Problem requirements: Search the material below for the string "建筑密度" and extract each line that has it.

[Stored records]
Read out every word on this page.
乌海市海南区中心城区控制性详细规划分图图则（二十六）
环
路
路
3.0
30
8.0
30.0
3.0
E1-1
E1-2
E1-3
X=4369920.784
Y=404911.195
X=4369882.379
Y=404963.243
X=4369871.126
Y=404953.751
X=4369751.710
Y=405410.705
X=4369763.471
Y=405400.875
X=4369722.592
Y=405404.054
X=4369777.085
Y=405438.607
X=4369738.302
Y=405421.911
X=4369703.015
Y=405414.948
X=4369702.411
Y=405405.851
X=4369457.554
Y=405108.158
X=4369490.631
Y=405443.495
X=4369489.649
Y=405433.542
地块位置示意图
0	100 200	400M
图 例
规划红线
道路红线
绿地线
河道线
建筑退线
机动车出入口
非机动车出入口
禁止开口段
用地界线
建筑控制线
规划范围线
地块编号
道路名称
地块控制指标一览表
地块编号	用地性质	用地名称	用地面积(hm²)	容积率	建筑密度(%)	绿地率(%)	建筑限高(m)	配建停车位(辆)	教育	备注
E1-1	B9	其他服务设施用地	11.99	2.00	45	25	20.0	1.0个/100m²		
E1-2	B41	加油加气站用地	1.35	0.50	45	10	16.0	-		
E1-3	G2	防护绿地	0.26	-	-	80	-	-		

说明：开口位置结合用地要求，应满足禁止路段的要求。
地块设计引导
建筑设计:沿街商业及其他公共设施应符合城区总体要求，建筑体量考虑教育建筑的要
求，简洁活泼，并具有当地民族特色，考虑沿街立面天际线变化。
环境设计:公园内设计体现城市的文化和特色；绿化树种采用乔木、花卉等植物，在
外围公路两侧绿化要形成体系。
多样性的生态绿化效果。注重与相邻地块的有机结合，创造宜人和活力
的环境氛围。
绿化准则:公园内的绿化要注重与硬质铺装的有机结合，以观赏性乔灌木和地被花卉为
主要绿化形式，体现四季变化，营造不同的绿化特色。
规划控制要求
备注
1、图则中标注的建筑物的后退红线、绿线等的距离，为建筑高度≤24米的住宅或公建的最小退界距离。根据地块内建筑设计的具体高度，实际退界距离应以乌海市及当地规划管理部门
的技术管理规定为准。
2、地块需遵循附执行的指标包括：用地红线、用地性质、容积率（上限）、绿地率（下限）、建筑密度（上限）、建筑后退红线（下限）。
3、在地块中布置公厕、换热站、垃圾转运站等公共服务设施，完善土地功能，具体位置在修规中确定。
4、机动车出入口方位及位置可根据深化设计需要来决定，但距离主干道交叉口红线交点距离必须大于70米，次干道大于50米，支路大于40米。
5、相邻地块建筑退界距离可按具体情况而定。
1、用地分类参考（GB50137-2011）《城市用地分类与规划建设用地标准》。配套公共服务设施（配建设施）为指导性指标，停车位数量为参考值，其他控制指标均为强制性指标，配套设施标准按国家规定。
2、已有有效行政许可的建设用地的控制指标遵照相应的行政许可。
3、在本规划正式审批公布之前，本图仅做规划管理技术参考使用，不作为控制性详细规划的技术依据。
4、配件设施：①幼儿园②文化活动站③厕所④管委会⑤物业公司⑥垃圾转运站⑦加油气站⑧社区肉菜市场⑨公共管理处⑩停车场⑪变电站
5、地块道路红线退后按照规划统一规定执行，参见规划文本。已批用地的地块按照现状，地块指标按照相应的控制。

Correct answer:
地块编号	用地性质	用地名称	用地面积(hm²)	容积率	建筑密度(%)	绿地率(%)	建筑限高(m)	配建停车位(辆)	教育	备注
2、地块需遵循附执行的指标包括：用地红线、用地性质、容积率（上限）、绿地率（下限）、建筑密度（上限）、建筑后退红线（下限）。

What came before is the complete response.